* **What to work on**: Copy out all of the records below, swapping every "y-tick-minor" for "y-minor-tick" and leaving everything else as it stands. Omit the pictures from your copy.

[Stored items]
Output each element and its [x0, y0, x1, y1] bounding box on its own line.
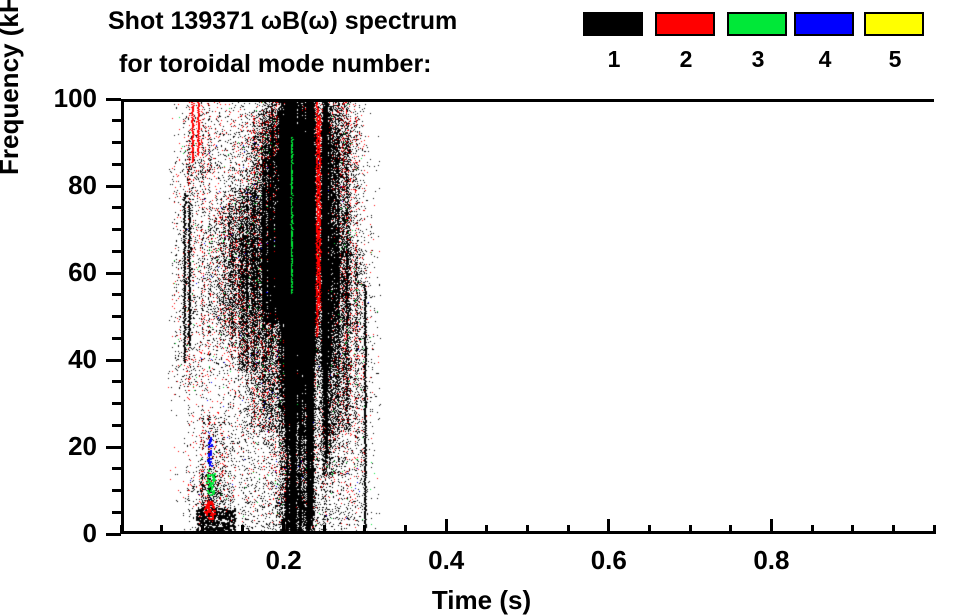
y-tick-minor [112, 402, 121, 405]
legend-label-2: 2 [655, 48, 717, 71]
y-tick-major [106, 98, 121, 101]
y-tick-major [106, 359, 121, 362]
x-tick-label-0.2: 0.2 [239, 546, 329, 574]
legend-item-5: 5 [864, 12, 926, 71]
x-tick-label-0.4: 0.4 [401, 546, 491, 574]
y-axis-label: Frequency (kHz) [0, 0, 25, 175]
y-tick-minor [112, 119, 121, 122]
spectrogram-canvas [124, 102, 934, 534]
legend-label-3: 3 [727, 48, 789, 71]
legend-item-4: 4 [794, 12, 856, 71]
legend-swatch-3 [727, 12, 787, 36]
legend-item-3: 3 [727, 12, 789, 71]
legend-label-5: 5 [864, 48, 926, 71]
y-tick-major [106, 533, 121, 536]
y-tick-minor [112, 206, 121, 209]
x-tick-label-0.8: 0.8 [726, 546, 816, 574]
chart-title-line-2: for toroidal mode number: [119, 50, 432, 79]
y-tick-label-40: 40 [0, 345, 97, 373]
y-tick-minor [112, 315, 121, 318]
y-tick-minor [112, 467, 121, 470]
legend-label-1: 1 [583, 48, 645, 71]
y-tick-major [106, 446, 121, 449]
legend-label-4: 4 [794, 48, 856, 71]
y-tick-minor [112, 163, 121, 166]
x-tick-label-0.6: 0.6 [564, 546, 654, 574]
y-tick-minor [112, 141, 121, 144]
y-tick-major [106, 272, 121, 275]
y-tick-label-80: 80 [0, 171, 97, 199]
legend-swatch-4 [794, 12, 854, 36]
y-tick-minor [112, 337, 121, 340]
legend-swatch-2 [655, 12, 715, 36]
legend-item-2: 2 [655, 12, 717, 71]
y-tick-label-20: 20 [0, 432, 97, 460]
y-tick-label-0: 0 [0, 519, 97, 547]
chart-title-line-1: Shot 139371 ωB(ω) spectrum [108, 7, 457, 36]
y-tick-minor [112, 228, 121, 231]
y-tick-minor [112, 293, 121, 296]
y-tick-label-60: 60 [0, 258, 97, 286]
y-tick-minor [112, 380, 121, 383]
y-tick-minor [112, 489, 121, 492]
y-tick-minor [112, 511, 121, 514]
y-tick-major [106, 185, 121, 188]
legend-swatch-5 [864, 12, 924, 36]
y-tick-minor [112, 424, 121, 427]
figure-root: Shot 139371 ωB(ω) spectrum for toroidal … [0, 0, 963, 615]
legend-item-1: 1 [583, 12, 645, 71]
legend-swatch-1 [583, 12, 643, 36]
x-axis-label: Time (s) [0, 585, 963, 616]
plot-area [121, 99, 934, 534]
y-tick-minor [112, 250, 121, 253]
legend: 12345 [583, 12, 933, 90]
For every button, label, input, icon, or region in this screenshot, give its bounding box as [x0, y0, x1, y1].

* **Solution to this problem**:
Output each element and its [x0, y0, x1, y1] bounding box on its own line.
y-minor-tick [112, 402, 121, 405]
legend-label-2: 2 [655, 48, 717, 71]
y-tick-major [106, 98, 121, 101]
y-tick-major [106, 359, 121, 362]
x-tick-label-0.2: 0.2 [239, 546, 329, 574]
legend-item-5: 5 [864, 12, 926, 71]
x-tick-label-0.4: 0.4 [401, 546, 491, 574]
y-axis-label: Frequency (kHz) [0, 0, 25, 175]
y-minor-tick [112, 119, 121, 122]
spectrogram-canvas [124, 102, 934, 534]
legend-label-3: 3 [727, 48, 789, 71]
legend-item-4: 4 [794, 12, 856, 71]
legend-swatch-3 [727, 12, 787, 36]
legend-item-3: 3 [727, 12, 789, 71]
legend-label-5: 5 [864, 48, 926, 71]
y-tick-major [106, 533, 121, 536]
y-minor-tick [112, 206, 121, 209]
x-tick-label-0.8: 0.8 [726, 546, 816, 574]
chart-title-line-2: for toroidal mode number: [119, 50, 432, 79]
y-tick-label-40: 40 [0, 345, 97, 373]
y-minor-tick [112, 315, 121, 318]
y-minor-tick [112, 467, 121, 470]
legend-label-1: 1 [583, 48, 645, 71]
y-tick-major [106, 446, 121, 449]
legend-label-4: 4 [794, 48, 856, 71]
y-minor-tick [112, 163, 121, 166]
x-tick-label-0.6: 0.6 [564, 546, 654, 574]
y-minor-tick [112, 141, 121, 144]
y-tick-major [106, 272, 121, 275]
y-tick-label-80: 80 [0, 171, 97, 199]
legend-swatch-4 [794, 12, 854, 36]
y-minor-tick [112, 337, 121, 340]
legend-swatch-2 [655, 12, 715, 36]
legend-item-2: 2 [655, 12, 717, 71]
y-tick-label-20: 20 [0, 432, 97, 460]
y-tick-label-0: 0 [0, 519, 97, 547]
chart-title-line-1: Shot 139371 ωB(ω) spectrum [108, 7, 457, 36]
y-minor-tick [112, 228, 121, 231]
y-minor-tick [112, 293, 121, 296]
y-tick-label-60: 60 [0, 258, 97, 286]
y-minor-tick [112, 380, 121, 383]
y-minor-tick [112, 489, 121, 492]
y-minor-tick [112, 511, 121, 514]
y-tick-major [106, 185, 121, 188]
legend-swatch-5 [864, 12, 924, 36]
y-minor-tick [112, 424, 121, 427]
figure-root: Shot 139371 ωB(ω) spectrum for toroidal … [0, 0, 963, 615]
legend-item-1: 1 [583, 12, 645, 71]
legend-swatch-1 [583, 12, 643, 36]
x-axis-label: Time (s) [0, 585, 963, 616]
plot-area [121, 99, 934, 534]
y-minor-tick [112, 250, 121, 253]
legend: 12345 [583, 12, 933, 90]
For every button, label, input, icon, or region in this screenshot, give its bounding box as [x0, y0, x1, y1].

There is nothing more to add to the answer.